Records to process:
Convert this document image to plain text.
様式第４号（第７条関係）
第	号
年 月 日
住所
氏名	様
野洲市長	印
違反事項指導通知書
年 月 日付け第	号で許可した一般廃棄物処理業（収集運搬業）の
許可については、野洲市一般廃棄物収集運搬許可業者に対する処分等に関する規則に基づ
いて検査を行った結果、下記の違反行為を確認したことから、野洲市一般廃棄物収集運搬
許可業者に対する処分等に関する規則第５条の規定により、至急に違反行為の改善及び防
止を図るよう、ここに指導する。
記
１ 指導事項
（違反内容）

Set problem:
Give the data again, exactly as it stands.

Answer to this task:
Convert this document image to plain text.
様式第４号（第７条関係）
第	号
年 月 日
住所
氏名	様
野洲市長	印
違反事項指導通知書
年 月 日付け第	号で許可した一般廃棄物処理業（収集運搬業）の
許可については、野洲市一般廃棄物収集運搬許可業者に対する処分等に関する規則に基づ
いて検査を行った結果、下記の違反行為を確認したことから、野洲市一般廃棄物収集運搬
許可業者に対する処分等に関する規則第５条の規定により、至急に違反行為の改善及び防
止を図るよう、ここに指導する。
記
１ 指導事項
（違反内容）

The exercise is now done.